GOAL =>
Quote all of the entries word for word.

AVAILABLE DATA =>
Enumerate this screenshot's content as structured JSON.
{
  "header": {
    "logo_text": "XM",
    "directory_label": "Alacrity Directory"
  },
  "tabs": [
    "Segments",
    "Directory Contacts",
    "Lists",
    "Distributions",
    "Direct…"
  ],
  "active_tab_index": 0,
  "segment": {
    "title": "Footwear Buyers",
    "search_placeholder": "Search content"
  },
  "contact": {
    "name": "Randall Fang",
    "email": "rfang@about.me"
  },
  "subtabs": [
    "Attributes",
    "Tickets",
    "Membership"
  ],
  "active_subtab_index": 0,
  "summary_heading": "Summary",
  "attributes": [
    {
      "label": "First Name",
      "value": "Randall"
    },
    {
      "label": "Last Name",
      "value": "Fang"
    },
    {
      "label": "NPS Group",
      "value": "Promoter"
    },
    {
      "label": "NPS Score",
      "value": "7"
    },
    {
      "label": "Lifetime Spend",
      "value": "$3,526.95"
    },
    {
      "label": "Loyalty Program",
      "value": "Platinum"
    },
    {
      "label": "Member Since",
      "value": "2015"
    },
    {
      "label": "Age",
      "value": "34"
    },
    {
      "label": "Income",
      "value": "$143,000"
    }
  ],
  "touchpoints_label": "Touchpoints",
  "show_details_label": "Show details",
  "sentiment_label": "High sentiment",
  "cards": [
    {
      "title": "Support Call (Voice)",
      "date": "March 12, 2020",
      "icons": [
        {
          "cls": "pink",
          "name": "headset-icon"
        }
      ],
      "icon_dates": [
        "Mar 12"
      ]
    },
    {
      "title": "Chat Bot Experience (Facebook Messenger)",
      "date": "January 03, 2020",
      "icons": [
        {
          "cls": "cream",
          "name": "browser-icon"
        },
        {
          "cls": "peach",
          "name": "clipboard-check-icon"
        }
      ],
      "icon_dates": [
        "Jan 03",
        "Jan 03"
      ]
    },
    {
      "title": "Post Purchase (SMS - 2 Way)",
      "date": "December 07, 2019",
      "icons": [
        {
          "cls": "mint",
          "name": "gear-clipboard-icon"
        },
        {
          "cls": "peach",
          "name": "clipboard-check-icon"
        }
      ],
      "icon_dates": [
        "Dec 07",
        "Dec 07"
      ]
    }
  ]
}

EXERCISE RESPONSE =>
Enumerate this screenshot's content as structured JSON.
{
  "header": {
    "logo_text": "XM",
    "directory_label": "Alacrity Directory"
  },
  "tabs": [
    "Segments",
    "Directory Contacts",
    "Lists",
    "Distributions",
    "Direct…"
  ],
  "active_tab_index": 0,
  "segment": {
    "title": "Footwear Buyers",
    "search_placeholder": "Search content"
  },
  "contact": {
    "name": "Randall Fang",
    "email": "rfang@about.me"
  },
  "subtabs": [
    "Attributes",
    "Tickets",
    "Membership"
  ],
  "active_subtab_index": 0,
  "summary_heading": "Summary",
  "attributes": [
    {
      "label": "First Name",
      "value": "Randall"
    },
    {
      "label": "Last Name",
      "value": "Fang"
    },
    {
      "label": "NPS Group",
      "value": "Promoter"
    },
    {
      "label": "NPS Score",
      "value": "7"
    },
    {
      "label": "Lifetime Spend",
      "value": "$3,526.95"
    },
    {
      "label": "Loyalty Program",
      "value": "Platinum"
    },
    {
      "label": "Member Since",
      "value": "2015"
    },
    {
      "label": "Age",
      "value": "34"
    },
    {
      "label": "Income",
      "value": "$143,000"
    }
  ],
  "touchpoints_label": "Touchpoints",
  "show_details_label": "Show details",
  "sentiment_label": "High sentiment",
  "cards": [
    {
      "title": "Support Call (Voice)",
      "date": "March 12, 2020",
      "icons": [
        {
          "cls": "pink",
          "name": "headset-icon"
        }
      ],
      "icon_dates": [
        "Mar 12"
      ]
    },
    {
      "title": "Chat Bot Experience (Facebook Messenger)",
      "date": "January 03, 2020",
      "icons": [
        {
          "cls": "cream",
          "name": "browser-icon"
        },
        {
          "cls": "peach",
          "name": "clipboard-check-icon"
        }
      ],
      "icon_dates": [
        "Jan 03",
        "Jan 03"
      ]
    },
    {
      "title": "Post Purchase (SMS - 2 Way)",
      "date": "December 07, 2019",
      "icons": [
        {
          "cls": "mint",
          "name": "gear-clipboard-icon"
        },
        {
          "cls": "peach",
          "name": "clipboard-check-icon"
        }
      ],
      "icon_dates": [
        "Dec 07",
        "Dec 07"
      ]
    }
  ]
}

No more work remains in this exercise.